WHAT IS REQUIRED:
In the material below, list every line carrying the string "Kecenderungan".

+-------+

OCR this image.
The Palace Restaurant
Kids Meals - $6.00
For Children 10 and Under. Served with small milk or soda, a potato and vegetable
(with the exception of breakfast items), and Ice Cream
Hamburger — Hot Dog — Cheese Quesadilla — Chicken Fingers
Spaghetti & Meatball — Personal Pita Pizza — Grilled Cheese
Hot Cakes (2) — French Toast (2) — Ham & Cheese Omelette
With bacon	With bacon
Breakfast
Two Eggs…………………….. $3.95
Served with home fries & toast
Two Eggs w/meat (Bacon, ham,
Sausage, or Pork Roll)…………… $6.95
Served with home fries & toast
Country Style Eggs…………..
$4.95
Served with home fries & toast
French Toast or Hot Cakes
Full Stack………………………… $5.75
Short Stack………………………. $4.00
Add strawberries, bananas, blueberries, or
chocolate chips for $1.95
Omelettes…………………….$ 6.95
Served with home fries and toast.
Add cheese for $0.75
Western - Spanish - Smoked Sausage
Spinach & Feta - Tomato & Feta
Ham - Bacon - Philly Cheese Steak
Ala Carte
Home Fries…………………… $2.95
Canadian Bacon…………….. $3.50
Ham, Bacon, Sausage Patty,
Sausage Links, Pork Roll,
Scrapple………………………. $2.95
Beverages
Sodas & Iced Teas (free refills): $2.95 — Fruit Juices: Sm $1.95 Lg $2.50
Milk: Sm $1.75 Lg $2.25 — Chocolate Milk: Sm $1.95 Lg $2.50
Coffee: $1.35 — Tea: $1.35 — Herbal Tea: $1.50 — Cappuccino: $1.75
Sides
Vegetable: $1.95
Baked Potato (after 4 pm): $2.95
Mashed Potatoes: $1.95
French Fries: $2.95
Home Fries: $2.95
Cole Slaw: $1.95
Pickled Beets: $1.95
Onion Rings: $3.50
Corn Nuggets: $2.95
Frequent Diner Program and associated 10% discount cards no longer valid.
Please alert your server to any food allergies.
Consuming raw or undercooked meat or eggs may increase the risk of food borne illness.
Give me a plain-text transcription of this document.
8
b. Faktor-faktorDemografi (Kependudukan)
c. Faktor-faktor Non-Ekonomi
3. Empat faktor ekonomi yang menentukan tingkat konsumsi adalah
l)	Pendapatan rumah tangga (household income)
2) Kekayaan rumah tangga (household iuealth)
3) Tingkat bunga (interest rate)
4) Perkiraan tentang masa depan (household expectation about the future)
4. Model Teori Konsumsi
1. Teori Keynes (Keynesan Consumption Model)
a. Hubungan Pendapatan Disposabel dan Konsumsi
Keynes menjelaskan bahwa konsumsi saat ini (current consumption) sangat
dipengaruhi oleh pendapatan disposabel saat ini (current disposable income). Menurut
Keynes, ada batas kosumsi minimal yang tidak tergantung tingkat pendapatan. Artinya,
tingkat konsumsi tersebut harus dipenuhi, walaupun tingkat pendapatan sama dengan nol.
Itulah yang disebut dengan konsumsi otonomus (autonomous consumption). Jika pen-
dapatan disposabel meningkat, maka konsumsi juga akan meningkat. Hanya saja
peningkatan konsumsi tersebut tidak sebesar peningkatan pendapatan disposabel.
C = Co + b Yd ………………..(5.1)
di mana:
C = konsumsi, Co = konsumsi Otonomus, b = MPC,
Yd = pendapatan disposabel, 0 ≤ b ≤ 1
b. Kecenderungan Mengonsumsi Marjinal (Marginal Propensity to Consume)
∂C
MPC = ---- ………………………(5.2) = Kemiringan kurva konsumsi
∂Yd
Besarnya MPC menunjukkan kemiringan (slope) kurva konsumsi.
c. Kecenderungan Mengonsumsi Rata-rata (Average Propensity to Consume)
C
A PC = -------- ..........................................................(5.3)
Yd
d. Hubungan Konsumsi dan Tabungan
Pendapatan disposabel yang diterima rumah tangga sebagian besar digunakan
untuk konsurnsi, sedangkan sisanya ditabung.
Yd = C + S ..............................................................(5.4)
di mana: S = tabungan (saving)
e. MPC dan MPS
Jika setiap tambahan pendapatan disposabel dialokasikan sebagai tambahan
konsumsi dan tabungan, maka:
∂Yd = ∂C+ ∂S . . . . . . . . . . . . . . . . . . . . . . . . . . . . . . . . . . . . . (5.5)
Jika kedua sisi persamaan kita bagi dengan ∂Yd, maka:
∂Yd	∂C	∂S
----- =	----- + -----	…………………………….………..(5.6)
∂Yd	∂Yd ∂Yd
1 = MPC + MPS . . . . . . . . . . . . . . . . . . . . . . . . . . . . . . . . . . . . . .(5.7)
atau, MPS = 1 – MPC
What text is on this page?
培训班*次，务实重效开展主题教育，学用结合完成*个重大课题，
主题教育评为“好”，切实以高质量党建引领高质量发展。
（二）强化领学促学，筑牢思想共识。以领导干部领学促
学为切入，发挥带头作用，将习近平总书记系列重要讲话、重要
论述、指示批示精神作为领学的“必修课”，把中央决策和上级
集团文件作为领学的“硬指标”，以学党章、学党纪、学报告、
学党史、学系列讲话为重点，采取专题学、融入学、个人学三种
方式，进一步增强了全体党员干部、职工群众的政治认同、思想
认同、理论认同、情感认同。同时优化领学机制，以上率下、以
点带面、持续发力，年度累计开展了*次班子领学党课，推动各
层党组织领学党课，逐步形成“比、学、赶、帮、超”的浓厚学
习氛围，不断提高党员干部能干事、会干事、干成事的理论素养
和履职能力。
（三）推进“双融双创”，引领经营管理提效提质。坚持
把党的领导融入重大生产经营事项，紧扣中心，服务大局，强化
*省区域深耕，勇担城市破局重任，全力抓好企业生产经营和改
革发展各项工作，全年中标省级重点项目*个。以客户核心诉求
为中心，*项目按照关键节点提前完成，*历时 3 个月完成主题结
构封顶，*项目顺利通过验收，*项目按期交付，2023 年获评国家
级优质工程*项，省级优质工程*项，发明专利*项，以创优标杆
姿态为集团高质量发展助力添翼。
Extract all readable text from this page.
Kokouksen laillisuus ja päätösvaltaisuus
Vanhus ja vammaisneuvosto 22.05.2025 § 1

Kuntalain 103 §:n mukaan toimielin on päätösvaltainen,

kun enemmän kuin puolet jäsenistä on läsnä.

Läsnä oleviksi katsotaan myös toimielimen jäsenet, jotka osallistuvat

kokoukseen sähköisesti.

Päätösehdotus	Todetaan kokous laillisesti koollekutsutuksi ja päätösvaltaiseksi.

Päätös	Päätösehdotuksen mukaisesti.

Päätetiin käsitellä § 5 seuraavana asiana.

+-------+

FINAL RESULT:
b. Kecenderungan Mengonsumsi Marjinal (Marginal Propensity to Consume)
c. Kecenderungan Mengonsumsi Rata-rata (Average Propensity to Consume)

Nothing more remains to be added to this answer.